***** Data to use *****

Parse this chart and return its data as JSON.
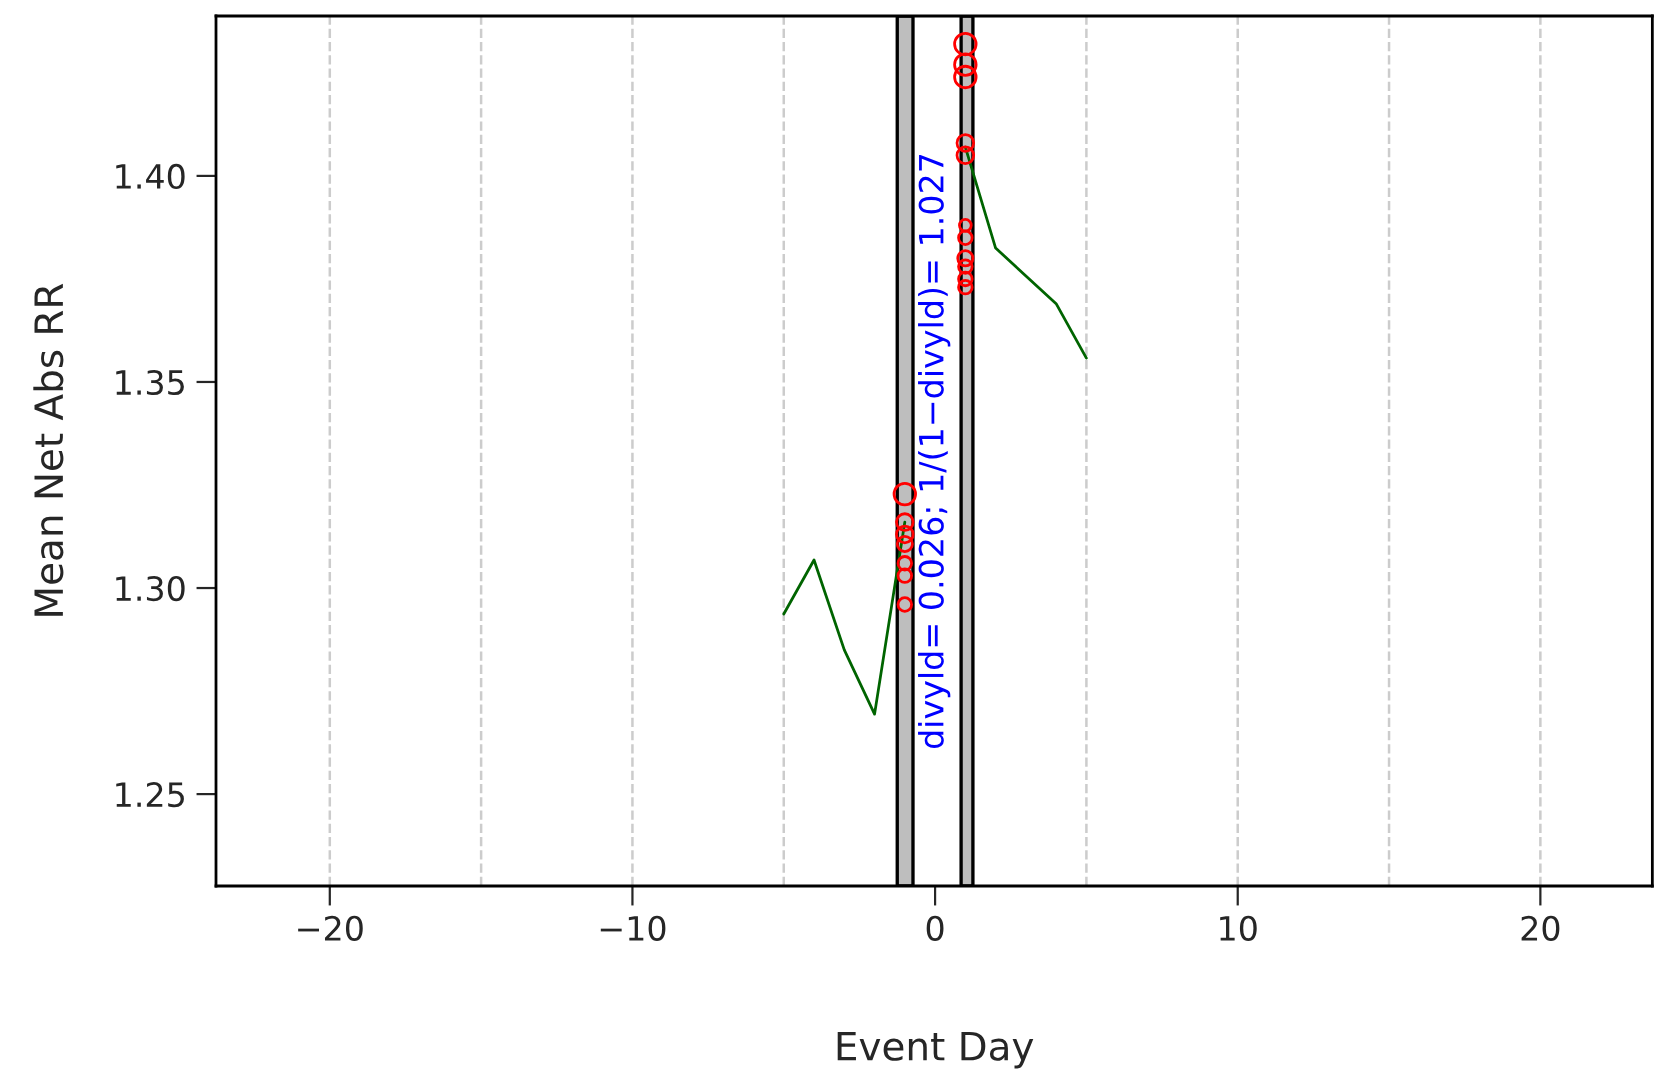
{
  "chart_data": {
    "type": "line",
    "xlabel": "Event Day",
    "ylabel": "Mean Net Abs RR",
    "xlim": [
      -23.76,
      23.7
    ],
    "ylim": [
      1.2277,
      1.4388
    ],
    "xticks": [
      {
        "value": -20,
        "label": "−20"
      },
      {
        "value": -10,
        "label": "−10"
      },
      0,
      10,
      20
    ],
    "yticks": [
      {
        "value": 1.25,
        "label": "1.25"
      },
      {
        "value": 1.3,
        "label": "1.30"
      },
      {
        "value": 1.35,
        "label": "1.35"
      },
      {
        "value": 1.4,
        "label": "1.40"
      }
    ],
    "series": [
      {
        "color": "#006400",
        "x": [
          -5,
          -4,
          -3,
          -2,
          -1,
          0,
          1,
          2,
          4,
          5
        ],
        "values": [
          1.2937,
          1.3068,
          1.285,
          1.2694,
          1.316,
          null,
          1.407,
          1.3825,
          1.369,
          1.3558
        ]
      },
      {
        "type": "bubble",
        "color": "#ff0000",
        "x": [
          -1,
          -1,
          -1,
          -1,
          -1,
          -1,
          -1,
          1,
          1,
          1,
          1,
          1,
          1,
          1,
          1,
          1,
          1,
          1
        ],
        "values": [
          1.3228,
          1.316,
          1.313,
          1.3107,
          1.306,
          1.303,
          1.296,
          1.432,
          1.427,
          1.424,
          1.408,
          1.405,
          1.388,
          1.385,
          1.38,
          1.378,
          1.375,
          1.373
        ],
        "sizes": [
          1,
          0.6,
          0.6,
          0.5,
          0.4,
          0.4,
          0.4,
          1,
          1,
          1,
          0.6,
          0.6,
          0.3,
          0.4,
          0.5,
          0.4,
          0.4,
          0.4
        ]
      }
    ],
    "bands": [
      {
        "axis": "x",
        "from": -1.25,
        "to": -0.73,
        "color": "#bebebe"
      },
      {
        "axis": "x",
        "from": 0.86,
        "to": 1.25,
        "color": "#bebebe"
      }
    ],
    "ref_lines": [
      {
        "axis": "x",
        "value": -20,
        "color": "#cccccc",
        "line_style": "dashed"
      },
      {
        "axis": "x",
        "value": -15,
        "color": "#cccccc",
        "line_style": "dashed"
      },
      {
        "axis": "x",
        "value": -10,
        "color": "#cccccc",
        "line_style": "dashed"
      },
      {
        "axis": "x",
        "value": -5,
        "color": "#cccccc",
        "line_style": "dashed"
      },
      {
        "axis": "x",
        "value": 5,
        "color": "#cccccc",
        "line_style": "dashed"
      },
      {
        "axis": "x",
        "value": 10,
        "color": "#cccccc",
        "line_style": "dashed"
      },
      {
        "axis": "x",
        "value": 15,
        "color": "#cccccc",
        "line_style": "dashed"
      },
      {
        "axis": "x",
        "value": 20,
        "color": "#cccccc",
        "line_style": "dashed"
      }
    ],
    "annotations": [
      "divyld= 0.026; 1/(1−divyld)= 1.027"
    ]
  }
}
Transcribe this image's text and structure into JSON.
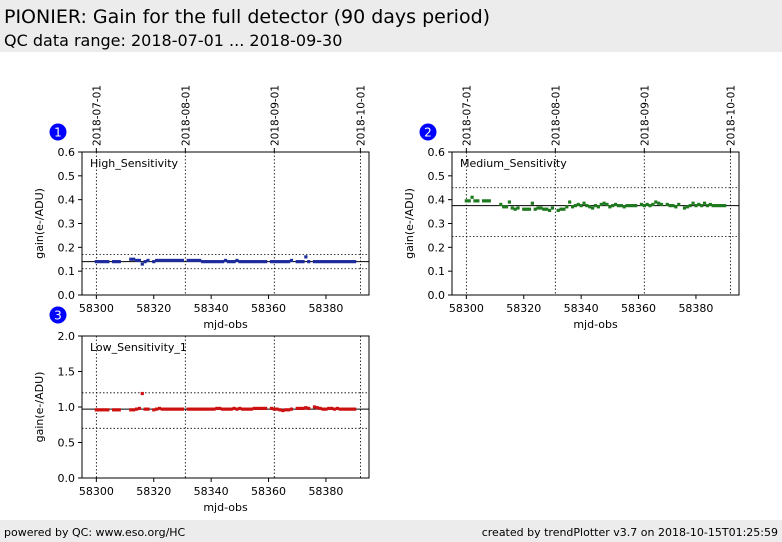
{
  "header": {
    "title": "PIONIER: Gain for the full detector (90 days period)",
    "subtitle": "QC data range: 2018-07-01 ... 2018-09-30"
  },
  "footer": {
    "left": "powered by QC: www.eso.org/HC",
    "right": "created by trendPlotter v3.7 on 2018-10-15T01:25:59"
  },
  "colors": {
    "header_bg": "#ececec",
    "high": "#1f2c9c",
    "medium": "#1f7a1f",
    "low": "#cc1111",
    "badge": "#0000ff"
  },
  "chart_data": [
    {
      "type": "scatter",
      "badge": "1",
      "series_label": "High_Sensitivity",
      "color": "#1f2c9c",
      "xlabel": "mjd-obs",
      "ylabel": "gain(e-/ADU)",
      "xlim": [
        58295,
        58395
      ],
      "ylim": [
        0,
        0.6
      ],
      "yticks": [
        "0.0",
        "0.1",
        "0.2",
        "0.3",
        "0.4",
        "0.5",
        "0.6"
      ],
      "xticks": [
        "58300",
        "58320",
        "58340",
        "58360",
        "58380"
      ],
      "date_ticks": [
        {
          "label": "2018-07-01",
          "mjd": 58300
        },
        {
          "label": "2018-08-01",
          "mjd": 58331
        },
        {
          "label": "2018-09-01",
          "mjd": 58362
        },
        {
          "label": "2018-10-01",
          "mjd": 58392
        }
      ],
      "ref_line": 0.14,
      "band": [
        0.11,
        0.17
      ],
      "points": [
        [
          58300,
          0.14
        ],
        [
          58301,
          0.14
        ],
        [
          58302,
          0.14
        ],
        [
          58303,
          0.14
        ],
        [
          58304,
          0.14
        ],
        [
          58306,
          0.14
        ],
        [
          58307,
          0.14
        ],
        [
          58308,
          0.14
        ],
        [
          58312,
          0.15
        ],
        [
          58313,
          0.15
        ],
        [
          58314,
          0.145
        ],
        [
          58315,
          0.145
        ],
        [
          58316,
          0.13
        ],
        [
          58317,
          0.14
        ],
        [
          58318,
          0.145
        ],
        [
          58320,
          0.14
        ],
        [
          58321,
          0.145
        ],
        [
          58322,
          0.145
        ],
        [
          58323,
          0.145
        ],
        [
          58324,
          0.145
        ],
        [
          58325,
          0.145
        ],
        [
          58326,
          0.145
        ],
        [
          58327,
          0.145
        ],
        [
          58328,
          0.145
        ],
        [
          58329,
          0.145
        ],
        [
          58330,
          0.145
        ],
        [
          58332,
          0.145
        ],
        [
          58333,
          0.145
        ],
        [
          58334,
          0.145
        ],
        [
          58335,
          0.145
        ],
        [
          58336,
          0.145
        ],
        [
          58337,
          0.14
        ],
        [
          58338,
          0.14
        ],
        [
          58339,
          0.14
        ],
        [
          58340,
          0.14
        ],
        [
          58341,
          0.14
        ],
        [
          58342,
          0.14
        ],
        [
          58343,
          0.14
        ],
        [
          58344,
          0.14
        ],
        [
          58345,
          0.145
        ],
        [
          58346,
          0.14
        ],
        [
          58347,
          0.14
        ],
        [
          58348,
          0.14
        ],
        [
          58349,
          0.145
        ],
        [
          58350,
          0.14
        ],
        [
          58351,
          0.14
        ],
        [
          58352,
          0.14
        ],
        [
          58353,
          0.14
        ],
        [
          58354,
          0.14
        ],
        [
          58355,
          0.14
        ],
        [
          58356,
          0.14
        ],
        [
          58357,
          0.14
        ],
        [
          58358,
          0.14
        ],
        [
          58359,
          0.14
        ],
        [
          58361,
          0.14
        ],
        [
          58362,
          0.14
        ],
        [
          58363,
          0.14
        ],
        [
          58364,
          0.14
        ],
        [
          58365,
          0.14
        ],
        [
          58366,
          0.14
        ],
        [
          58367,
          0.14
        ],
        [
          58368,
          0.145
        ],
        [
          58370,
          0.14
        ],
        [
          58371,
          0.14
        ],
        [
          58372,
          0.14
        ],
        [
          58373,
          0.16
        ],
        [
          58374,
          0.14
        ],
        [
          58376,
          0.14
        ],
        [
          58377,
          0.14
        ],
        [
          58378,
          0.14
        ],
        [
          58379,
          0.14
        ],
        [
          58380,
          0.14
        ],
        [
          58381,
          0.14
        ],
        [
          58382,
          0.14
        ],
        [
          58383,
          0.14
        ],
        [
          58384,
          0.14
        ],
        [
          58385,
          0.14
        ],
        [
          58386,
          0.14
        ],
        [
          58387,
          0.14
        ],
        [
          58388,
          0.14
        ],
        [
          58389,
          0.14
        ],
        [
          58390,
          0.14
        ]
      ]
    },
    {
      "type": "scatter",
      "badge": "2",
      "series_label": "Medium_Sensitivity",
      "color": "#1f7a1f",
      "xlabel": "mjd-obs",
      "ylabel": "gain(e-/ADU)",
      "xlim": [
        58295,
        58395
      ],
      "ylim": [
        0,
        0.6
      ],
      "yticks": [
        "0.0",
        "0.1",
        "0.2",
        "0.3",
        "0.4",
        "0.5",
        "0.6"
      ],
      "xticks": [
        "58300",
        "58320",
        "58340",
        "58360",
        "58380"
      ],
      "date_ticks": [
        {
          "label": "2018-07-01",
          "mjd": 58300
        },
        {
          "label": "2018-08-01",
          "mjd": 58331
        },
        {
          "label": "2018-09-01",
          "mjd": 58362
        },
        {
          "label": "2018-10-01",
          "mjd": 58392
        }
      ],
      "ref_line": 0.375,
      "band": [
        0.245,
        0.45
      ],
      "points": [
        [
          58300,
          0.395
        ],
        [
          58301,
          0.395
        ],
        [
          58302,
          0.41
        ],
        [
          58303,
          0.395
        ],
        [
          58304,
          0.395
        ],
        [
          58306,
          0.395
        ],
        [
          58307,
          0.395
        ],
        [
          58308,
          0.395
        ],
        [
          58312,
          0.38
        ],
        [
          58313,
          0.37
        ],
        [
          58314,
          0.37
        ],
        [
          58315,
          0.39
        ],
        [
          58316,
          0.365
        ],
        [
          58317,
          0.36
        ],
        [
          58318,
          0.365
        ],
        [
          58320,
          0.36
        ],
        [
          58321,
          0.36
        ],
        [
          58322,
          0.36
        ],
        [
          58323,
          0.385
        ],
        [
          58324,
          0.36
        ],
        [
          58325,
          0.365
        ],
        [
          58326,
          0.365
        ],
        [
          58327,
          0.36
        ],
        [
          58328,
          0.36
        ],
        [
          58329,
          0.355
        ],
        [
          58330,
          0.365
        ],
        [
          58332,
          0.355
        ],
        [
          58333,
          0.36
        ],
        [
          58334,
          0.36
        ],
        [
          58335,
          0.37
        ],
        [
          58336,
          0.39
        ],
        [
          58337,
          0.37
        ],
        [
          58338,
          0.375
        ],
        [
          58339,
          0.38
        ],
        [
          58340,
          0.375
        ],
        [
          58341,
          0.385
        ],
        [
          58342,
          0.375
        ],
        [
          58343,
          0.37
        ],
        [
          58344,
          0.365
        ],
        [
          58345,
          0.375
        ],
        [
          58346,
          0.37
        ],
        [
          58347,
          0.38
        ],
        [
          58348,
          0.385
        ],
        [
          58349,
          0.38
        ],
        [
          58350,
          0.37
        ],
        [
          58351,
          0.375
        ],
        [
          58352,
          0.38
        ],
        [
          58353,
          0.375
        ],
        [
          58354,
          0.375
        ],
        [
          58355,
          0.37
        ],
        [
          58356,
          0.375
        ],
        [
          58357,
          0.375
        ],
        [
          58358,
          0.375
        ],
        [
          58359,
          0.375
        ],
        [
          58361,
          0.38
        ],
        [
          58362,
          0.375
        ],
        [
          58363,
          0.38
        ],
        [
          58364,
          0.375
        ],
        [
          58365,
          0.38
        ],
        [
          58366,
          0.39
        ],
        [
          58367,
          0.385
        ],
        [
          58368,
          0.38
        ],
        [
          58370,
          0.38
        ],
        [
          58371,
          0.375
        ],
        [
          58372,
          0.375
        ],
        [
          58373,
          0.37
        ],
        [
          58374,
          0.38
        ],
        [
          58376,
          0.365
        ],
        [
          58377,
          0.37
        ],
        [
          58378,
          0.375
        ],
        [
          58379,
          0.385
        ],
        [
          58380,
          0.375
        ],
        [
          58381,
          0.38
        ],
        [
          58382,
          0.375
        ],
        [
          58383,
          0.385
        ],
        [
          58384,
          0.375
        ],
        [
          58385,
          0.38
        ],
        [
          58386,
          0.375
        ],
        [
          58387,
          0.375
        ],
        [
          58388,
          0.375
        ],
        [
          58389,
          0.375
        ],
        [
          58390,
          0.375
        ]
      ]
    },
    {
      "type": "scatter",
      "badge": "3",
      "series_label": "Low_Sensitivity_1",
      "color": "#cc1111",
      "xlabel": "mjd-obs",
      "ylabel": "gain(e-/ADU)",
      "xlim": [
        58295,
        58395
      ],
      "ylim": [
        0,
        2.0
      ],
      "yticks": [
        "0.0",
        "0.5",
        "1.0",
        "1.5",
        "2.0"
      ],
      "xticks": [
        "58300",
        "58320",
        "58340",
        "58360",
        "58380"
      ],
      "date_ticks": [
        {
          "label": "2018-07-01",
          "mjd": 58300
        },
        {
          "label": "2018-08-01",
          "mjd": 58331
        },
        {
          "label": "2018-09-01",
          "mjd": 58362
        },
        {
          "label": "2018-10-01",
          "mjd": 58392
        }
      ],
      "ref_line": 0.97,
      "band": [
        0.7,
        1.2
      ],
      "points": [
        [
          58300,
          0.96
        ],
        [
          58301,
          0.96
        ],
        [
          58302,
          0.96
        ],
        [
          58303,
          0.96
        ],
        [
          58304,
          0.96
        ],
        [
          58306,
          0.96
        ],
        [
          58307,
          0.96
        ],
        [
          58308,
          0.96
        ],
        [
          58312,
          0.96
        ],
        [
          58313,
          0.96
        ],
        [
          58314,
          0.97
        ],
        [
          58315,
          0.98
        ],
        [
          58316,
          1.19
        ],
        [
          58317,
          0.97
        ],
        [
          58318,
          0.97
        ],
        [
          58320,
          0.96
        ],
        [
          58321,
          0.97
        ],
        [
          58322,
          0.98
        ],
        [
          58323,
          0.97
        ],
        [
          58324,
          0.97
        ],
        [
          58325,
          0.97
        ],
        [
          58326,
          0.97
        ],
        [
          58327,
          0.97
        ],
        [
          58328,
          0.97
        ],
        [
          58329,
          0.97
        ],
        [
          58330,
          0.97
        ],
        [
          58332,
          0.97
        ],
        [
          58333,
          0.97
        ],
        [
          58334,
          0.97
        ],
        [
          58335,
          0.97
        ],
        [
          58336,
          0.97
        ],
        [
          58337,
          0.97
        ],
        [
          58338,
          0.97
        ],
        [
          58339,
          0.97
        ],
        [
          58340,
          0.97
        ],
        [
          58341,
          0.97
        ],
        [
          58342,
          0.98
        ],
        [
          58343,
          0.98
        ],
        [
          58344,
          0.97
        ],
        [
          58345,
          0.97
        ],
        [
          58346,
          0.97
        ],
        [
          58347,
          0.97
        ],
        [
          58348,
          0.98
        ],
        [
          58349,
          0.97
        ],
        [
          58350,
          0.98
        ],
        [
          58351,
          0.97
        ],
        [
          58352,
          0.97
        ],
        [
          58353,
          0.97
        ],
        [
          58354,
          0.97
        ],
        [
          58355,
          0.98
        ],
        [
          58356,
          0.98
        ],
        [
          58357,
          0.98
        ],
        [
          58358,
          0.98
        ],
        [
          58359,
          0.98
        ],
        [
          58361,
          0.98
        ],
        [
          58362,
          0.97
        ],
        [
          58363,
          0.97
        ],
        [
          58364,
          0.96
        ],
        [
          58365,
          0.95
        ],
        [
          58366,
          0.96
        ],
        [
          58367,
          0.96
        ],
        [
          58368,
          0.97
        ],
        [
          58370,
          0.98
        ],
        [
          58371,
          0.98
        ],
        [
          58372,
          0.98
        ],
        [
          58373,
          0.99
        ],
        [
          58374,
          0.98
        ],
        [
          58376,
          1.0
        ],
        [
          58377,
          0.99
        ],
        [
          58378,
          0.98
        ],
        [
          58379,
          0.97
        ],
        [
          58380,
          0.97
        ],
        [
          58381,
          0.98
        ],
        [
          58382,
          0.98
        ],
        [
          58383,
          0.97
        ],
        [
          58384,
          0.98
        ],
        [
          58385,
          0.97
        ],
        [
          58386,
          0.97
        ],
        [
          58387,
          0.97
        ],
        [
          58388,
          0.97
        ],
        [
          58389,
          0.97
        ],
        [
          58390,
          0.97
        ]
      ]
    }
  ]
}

*****

**Exercise details**
Pull out every line of the records above that contains the word "this".

**Reply**
Parse this chart and return its data as JSON.
Transcribe this image's text and structure into JSON.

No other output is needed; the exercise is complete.